== Work to complete ==
Pick up the comment thread about restoring TWRP backups and continue it after its last comment.

== Selected excerpt ==
= = =
This bug bit me with official twrp-3.2.3-2-mido. Now I have a phone without a modem.

Easy to fix - go to here and grab a firmware zip and flash it https://xiaomifirmwareupdater.com/#stable#mido I personally recommend to use the last chinese stable one: V10.2.2.0.NCFCNXM

null-von-sushi commented 5 years ago

So I too cannot restore my data backup from LOS 16 on Sony XA2 (pioneer). I looked at the two programs mentioned here, but one is for windows only, and the other just produces a copy of the file with no changes.

Is there any way I can actually get TWRP to restore my backup, or is my data lost?

samarium commented 5 years ago

see my comments above about booting phone to recovery, connecting using adb shell, and then using the shell tar command to do the extract.

null-von-sushi commented 5 years ago

okay, I could do that (or just use tar on my computer I guess?) but where do I extract them to? does TWRP just magically pick up the extracted files?

samarium commented 5 years ago

you could try that but of you read my comments above it didn't work for me.

use tar -t to check the path of the saved files and then arrange for them to be extracted into the right place with tar -x

you only need to manual tar for the parts of the backup that twrp fails to restore. For me that was just data. If you are doing a manual restore of data then you don't need to do anything after the restore with twrp.
= = =
Bounding box prediction data:
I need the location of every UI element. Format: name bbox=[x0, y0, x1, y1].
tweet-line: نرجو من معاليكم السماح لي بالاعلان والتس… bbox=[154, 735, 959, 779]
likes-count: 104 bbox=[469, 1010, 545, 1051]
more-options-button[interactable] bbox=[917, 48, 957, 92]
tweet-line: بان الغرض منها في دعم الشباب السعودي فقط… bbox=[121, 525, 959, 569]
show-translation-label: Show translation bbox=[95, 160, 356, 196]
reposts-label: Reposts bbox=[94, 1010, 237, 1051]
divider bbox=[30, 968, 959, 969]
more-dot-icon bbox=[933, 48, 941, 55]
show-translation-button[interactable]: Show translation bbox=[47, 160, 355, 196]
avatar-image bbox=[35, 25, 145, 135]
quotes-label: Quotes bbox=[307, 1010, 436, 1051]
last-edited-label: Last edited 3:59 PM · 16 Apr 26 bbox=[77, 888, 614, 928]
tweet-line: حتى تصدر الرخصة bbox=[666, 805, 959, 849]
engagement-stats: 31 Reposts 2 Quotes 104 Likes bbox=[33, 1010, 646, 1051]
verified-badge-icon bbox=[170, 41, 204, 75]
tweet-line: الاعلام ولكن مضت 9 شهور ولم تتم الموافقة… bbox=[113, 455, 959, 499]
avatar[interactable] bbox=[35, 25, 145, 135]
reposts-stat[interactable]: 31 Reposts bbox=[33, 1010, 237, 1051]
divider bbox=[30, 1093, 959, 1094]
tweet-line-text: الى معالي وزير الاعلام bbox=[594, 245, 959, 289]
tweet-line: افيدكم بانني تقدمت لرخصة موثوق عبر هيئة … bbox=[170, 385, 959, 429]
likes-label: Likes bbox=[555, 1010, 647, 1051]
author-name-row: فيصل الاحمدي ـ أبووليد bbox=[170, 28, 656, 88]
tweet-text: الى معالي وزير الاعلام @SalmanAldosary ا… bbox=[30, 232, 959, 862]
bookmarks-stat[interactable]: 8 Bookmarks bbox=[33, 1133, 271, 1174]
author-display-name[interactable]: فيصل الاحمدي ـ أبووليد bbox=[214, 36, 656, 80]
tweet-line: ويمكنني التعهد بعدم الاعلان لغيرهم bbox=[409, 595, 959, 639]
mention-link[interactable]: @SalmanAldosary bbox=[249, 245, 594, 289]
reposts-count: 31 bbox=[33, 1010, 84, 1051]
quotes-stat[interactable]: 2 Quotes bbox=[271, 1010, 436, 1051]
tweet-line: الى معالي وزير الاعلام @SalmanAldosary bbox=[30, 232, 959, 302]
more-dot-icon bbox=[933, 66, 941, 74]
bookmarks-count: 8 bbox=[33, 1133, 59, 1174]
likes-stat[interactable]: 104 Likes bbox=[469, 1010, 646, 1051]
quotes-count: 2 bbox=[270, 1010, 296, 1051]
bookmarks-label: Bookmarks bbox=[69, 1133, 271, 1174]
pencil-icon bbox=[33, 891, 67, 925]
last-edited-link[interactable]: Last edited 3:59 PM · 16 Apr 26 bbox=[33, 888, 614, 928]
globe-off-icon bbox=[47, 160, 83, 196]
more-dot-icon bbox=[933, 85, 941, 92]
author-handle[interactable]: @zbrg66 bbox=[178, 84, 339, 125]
= = =
== Response box ==
null-von-sushi commented 5 years ago

I did read your comment, sorry if I am just not understanding it correctly? Or do you mean to skip the TWRP restore and make tar not only uncompress, but also move files to the correct location? (Either way that could work, I just hope it preserves permissions...).

I'll try restoring it later today. Thanks though.

whitedavidp commented 5 years ago

First, I must give my HUGE thanks to both BuildingAtom and venerjoel99 who's efforts really saved my butt. It was not nice to discover, upon trying to restore one of my nightly backups, that it could not complete due to this problem. With their tools, I was able to discover/fix the data.ext4.win00? file that was hosed up.

In my case I used the BigTarCleaner.exe and it reported the problem at the same file in the archive that was last shown being processed in the recovery log file. That was reassuring. So now I am back up and running after the semi-hard brick on by Android TV computer.

I have long been running an open recovery script nightly to perform the backup. And upon reboot after backup completion, I have been checking the hashes to be sure things are ok. Of course, the hashes were ok and I never had any idea the backups would not be restore-able.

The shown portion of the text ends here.